**Rows from a figure dataset**
========================================
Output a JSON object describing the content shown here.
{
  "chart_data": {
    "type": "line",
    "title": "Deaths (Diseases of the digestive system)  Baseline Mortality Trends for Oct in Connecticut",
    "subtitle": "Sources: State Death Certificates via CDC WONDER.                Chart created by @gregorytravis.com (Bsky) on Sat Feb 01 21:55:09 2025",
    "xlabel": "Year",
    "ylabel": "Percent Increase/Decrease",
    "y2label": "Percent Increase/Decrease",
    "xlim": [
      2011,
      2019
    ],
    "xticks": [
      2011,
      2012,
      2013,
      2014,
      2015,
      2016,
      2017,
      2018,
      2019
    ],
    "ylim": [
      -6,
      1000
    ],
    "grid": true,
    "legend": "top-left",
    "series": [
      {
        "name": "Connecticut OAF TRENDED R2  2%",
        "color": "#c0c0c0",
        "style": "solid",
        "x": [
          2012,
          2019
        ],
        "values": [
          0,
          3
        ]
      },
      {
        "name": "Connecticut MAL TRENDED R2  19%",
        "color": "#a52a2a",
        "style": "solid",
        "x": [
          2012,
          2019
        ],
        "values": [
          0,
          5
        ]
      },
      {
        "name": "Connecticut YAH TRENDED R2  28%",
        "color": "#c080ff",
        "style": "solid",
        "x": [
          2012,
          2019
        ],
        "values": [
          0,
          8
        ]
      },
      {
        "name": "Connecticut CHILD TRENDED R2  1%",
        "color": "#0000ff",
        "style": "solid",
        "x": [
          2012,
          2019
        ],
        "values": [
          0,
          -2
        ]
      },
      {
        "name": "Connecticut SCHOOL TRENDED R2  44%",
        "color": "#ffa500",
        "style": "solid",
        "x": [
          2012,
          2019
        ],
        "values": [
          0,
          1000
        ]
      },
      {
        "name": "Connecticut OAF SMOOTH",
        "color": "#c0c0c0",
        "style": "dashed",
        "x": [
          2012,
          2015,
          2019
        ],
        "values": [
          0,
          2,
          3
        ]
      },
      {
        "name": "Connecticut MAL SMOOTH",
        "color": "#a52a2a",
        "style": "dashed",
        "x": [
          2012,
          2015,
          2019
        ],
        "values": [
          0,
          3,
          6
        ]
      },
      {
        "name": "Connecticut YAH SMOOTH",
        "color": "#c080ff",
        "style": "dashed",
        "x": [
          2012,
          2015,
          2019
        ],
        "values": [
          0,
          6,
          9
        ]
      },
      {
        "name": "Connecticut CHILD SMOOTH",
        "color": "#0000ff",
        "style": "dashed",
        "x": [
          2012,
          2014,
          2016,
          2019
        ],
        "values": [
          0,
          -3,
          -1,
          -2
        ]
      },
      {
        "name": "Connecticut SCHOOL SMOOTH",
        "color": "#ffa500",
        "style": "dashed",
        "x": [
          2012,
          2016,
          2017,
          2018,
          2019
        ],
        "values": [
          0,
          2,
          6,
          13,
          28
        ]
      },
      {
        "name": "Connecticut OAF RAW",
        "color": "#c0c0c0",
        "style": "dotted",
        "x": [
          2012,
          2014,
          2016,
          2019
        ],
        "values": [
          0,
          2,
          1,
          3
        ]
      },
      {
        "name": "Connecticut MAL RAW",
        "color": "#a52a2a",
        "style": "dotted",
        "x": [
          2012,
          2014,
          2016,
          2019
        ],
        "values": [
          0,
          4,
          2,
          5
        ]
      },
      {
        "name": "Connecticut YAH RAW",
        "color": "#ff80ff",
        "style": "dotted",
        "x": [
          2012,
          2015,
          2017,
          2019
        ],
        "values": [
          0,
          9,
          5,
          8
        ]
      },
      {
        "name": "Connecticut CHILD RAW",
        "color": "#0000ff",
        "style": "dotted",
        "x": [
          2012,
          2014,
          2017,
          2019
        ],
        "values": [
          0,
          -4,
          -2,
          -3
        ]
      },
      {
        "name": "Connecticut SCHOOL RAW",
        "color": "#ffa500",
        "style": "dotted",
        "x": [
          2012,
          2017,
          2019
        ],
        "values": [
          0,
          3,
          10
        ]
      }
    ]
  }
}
========================================
**Problem to work on**
Return each line of the records above exactly as it reads.

**Exercise result**
Output a JSON object describing the content shown here.
{
  "chart_data": {
    "type": "line",
    "title": "Deaths (Diseases of the digestive system)  Baseline Mortality Trends for Oct in Connecticut",
    "subtitle": "Sources: State Death Certificates via CDC WONDER.                Chart created by @gregorytravis.com (Bsky) on Sat Feb 01 21:55:09 2025",
    "xlabel": "Year",
    "ylabel": "Percent Increase/Decrease",
    "y2label": "Percent Increase/Decrease",
    "xlim": [
      2011,
      2019
    ],
    "xticks": [
      2011,
      2012,
      2013,
      2014,
      2015,
      2016,
      2017,
      2018,
      2019
    ],
    "ylim": [
      -6,
      1000
    ],
    "grid": true,
    "legend": "top-left",
    "series": [
      {
        "name": "Connecticut OAF TRENDED R2  2%",
        "color": "#c0c0c0",
        "style": "solid",
        "x": [
          2012,
          2019
        ],
        "values": [
          0,
          3
        ]
      },
      {
        "name": "Connecticut MAL TRENDED R2  19%",
        "color": "#a52a2a",
        "style": "solid",
        "x": [
          2012,
          2019
        ],
        "values": [
          0,
          5
        ]
      },
      {
        "name": "Connecticut YAH TRENDED R2  28%",
        "color": "#c080ff",
        "style": "solid",
        "x": [
          2012,
          2019
        ],
        "values": [
          0,
          8
        ]
      },
      {
        "name": "Connecticut CHILD TRENDED R2  1%",
        "color": "#0000ff",
        "style": "solid",
        "x": [
          2012,
          2019
        ],
        "values": [
          0,
          -2
        ]
      },
      {
        "name": "Connecticut SCHOOL TRENDED R2  44%",
        "color": "#ffa500",
        "style": "solid",
        "x": [
          2012,
          2019
        ],
        "values": [
          0,
          1000
        ]
      },
      {
        "name": "Connecticut OAF SMOOTH",
        "color": "#c0c0c0",
        "style": "dashed",
        "x": [
          2012,
          2015,
          2019
        ],
        "values": [
          0,
          2,
          3
        ]
      },
      {
        "name": "Connecticut MAL SMOOTH",
        "color": "#a52a2a",
        "style": "dashed",
        "x": [
          2012,
          2015,
          2019
        ],
        "values": [
          0,
          3,
          6
        ]
      },
      {
        "name": "Connecticut YAH SMOOTH",
        "color": "#c080ff",
        "style": "dashed",
        "x": [
          2012,
          2015,
          2019
        ],
        "values": [
          0,
          6,
          9
        ]
      },
      {
        "name": "Connecticut CHILD SMOOTH",
        "color": "#0000ff",
        "style": "dashed",
        "x": [
          2012,
          2014,
          2016,
          2019
        ],
        "values": [
          0,
          -3,
          -1,
          -2
        ]
      },
      {
        "name": "Connecticut SCHOOL SMOOTH",
        "color": "#ffa500",
        "style": "dashed",
        "x": [
          2012,
          2016,
          2017,
          2018,
          2019
        ],
        "values": [
          0,
          2,
          6,
          13,
          28
        ]
      },
      {
        "name": "Connecticut OAF RAW",
        "color": "#c0c0c0",
        "style": "dotted",
        "x": [
          2012,
          2014,
          2016,
          2019
        ],
        "values": [
          0,
          2,
          1,
          3
        ]
      },
      {
        "name": "Connecticut MAL RAW",
        "color": "#a52a2a",
        "style": "dotted",
        "x": [
          2012,
          2014,
          2016,
          2019
        ],
        "values": [
          0,
          4,
          2,
          5
        ]
      },
      {
        "name": "Connecticut YAH RAW",
        "color": "#ff80ff",
        "style": "dotted",
        "x": [
          2012,
          2015,
          2017,
          2019
        ],
        "values": [
          0,
          9,
          5,
          8
        ]
      },
      {
        "name": "Connecticut CHILD RAW",
        "color": "#0000ff",
        "style": "dotted",
        "x": [
          2012,
          2014,
          2017,
          2019
        ],
        "values": [
          0,
          -4,
          -2,
          -3
        ]
      },
      {
        "name": "Connecticut SCHOOL RAW",
        "color": "#ffa500",
        "style": "dotted",
        "x": [
          2012,
          2017,
          2019
        ],
        "values": [
          0,
          3,
          10
        ]
      }
    ]
  }
}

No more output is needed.